▸ EXERCISE:
Reproduce all of the data word for word.

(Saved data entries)
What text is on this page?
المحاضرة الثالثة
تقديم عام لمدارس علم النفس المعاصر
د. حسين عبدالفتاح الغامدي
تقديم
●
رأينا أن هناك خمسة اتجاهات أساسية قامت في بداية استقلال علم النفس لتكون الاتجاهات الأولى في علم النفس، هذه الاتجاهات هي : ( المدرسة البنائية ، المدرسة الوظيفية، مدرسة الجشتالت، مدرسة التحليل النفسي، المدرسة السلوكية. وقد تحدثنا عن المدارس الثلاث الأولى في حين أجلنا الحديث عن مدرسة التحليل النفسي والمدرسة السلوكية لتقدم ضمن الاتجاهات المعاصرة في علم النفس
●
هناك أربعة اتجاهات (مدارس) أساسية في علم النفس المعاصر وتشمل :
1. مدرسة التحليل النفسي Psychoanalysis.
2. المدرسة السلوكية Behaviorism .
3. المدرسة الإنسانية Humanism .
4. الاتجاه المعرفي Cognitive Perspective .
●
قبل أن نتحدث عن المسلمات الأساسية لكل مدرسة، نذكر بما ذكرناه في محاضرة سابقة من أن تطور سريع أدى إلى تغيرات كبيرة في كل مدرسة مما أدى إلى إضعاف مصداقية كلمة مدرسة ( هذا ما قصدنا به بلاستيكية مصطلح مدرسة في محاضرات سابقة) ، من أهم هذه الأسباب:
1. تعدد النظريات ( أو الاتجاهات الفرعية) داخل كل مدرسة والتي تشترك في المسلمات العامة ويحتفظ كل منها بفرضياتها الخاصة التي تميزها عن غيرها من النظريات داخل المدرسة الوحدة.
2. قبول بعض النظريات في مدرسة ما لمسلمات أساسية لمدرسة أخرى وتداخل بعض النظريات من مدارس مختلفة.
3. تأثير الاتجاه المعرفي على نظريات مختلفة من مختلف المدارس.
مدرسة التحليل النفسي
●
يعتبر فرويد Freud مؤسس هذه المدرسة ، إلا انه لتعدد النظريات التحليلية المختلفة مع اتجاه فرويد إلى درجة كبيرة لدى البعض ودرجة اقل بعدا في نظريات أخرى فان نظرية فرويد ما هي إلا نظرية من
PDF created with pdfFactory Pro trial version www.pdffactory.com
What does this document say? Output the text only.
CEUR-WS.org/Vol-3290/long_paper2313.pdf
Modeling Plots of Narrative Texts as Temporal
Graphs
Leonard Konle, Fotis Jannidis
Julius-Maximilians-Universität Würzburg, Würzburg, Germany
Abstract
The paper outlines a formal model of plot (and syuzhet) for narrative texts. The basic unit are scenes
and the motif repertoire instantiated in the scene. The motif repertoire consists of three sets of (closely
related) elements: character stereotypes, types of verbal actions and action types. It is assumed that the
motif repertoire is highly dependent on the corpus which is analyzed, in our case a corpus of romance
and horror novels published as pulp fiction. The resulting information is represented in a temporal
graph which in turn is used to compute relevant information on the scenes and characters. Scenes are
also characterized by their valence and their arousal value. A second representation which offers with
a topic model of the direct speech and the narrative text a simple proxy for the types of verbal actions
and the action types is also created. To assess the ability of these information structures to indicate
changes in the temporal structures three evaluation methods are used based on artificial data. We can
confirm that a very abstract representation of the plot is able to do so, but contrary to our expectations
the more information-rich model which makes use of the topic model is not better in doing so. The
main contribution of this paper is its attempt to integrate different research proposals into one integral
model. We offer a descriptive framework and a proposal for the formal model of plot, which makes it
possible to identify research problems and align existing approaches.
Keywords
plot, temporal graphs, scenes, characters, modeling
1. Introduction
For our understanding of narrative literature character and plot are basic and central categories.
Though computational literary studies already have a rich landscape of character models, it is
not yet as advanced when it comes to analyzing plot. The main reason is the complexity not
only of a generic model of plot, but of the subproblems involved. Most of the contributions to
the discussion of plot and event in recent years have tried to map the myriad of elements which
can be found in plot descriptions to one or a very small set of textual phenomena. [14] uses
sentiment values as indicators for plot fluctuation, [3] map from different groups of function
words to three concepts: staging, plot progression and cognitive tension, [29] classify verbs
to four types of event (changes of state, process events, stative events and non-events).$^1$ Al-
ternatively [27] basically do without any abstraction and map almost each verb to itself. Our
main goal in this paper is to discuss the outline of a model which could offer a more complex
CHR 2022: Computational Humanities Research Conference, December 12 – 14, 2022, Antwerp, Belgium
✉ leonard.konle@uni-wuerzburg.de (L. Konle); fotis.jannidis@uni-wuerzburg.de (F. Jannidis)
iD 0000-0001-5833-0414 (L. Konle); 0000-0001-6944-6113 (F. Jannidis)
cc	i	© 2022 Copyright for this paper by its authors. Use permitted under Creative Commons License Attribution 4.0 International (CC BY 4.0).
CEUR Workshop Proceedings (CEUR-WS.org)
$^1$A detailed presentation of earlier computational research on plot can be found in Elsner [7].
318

▸ ANSWER TO THIS EXERCISE:
What text is on this page?
المحاضرة الثالثة
تقديم عام لمدارس علم النفس المعاصر
د. حسين عبدالفتاح الغامدي
تقديم
●
رأينا أن هناك خمسة اتجاهات أساسية قامت في بداية استقلال علم النفس لتكون الاتجاهات الأولى في علم النفس، هذه الاتجاهات هي : ( المدرسة البنائية ، المدرسة الوظيفية، مدرسة الجشتالت، مدرسة التحليل النفسي، المدرسة السلوكية. وقد تحدثنا عن المدارس الثلاث الأولى في حين أجلنا الحديث عن مدرسة التحليل النفسي والمدرسة السلوكية لتقدم ضمن الاتجاهات المعاصرة في علم النفس
●
هناك أربعة اتجاهات (مدارس) أساسية في علم النفس المعاصر وتشمل :
1. مدرسة التحليل النفسي Psychoanalysis.
2. المدرسة السلوكية Behaviorism .
3. المدرسة الإنسانية Humanism .
4. الاتجاه المعرفي Cognitive Perspective .
●
قبل أن نتحدث عن المسلمات الأساسية لكل مدرسة، نذكر بما ذكرناه في محاضرة سابقة من أن تطور سريع أدى إلى تغيرات كبيرة في كل مدرسة مما أدى إلى إضعاف مصداقية كلمة مدرسة ( هذا ما قصدنا به بلاستيكية مصطلح مدرسة في محاضرات سابقة) ، من أهم هذه الأسباب:
1. تعدد النظريات ( أو الاتجاهات الفرعية) داخل كل مدرسة والتي تشترك في المسلمات العامة ويحتفظ كل منها بفرضياتها الخاصة التي تميزها عن غيرها من النظريات داخل المدرسة الوحدة.
2. قبول بعض النظريات في مدرسة ما لمسلمات أساسية لمدرسة أخرى وتداخل بعض النظريات من مدارس مختلفة.
3. تأثير الاتجاه المعرفي على نظريات مختلفة من مختلف المدارس.
مدرسة التحليل النفسي
●
يعتبر فرويد Freud مؤسس هذه المدرسة ، إلا انه لتعدد النظريات التحليلية المختلفة مع اتجاه فرويد إلى درجة كبيرة لدى البعض ودرجة اقل بعدا في نظريات أخرى فان نظرية فرويد ما هي إلا نظرية من
PDF created with pdfFactory Pro trial version www.pdffactory.com
What does this document say? Output the text only.
CEUR-WS.org/Vol-3290/long_paper2313.pdf
Modeling Plots of Narrative Texts as Temporal
Graphs
Leonard Konle, Fotis Jannidis
Julius-Maximilians-Universität Würzburg, Würzburg, Germany
Abstract
The paper outlines a formal model of plot (and syuzhet) for narrative texts. The basic unit are scenes
and the motif repertoire instantiated in the scene. The motif repertoire consists of three sets of (closely
related) elements: character stereotypes, types of verbal actions and action types. It is assumed that the
motif repertoire is highly dependent on the corpus which is analyzed, in our case a corpus of romance
and horror novels published as pulp fiction. The resulting information is represented in a temporal
graph which in turn is used to compute relevant information on the scenes and characters. Scenes are
also characterized by their valence and their arousal value. A second representation which offers with
a topic model of the direct speech and the narrative text a simple proxy for the types of verbal actions
and the action types is also created. To assess the ability of these information structures to indicate
changes in the temporal structures three evaluation methods are used based on artificial data. We can
confirm that a very abstract representation of the plot is able to do so, but contrary to our expectations
the more information-rich model which makes use of the topic model is not better in doing so. The
main contribution of this paper is its attempt to integrate different research proposals into one integral
model. We offer a descriptive framework and a proposal for the formal model of plot, which makes it
possible to identify research problems and align existing approaches.
Keywords
plot, temporal graphs, scenes, characters, modeling
1. Introduction
For our understanding of narrative literature character and plot are basic and central categories.
Though computational literary studies already have a rich landscape of character models, it is
not yet as advanced when it comes to analyzing plot. The main reason is the complexity not
only of a generic model of plot, but of the subproblems involved. Most of the contributions to
the discussion of plot and event in recent years have tried to map the myriad of elements which
can be found in plot descriptions to one or a very small set of textual phenomena. [14] uses
sentiment values as indicators for plot fluctuation, [3] map from different groups of function
words to three concepts: staging, plot progression and cognitive tension, [29] classify verbs
to four types of event (changes of state, process events, stative events and non-events).$^1$ Al-
ternatively [27] basically do without any abstraction and map almost each verb to itself. Our
main goal in this paper is to discuss the outline of a model which could offer a more complex
CHR 2022: Computational Humanities Research Conference, December 12 – 14, 2022, Antwerp, Belgium
✉ leonard.konle@uni-wuerzburg.de (L. Konle); fotis.jannidis@uni-wuerzburg.de (F. Jannidis)
iD 0000-0001-5833-0414 (L. Konle); 0000-0001-6944-6113 (F. Jannidis)
cc	i	© 2022 Copyright for this paper by its authors. Use permitted under Creative Commons License Attribution 4.0 International (CC BY 4.0).
CEUR Workshop Proceedings (CEUR-WS.org)
$^1$A detailed presentation of earlier computational research on plot can be found in Elsner [7].
318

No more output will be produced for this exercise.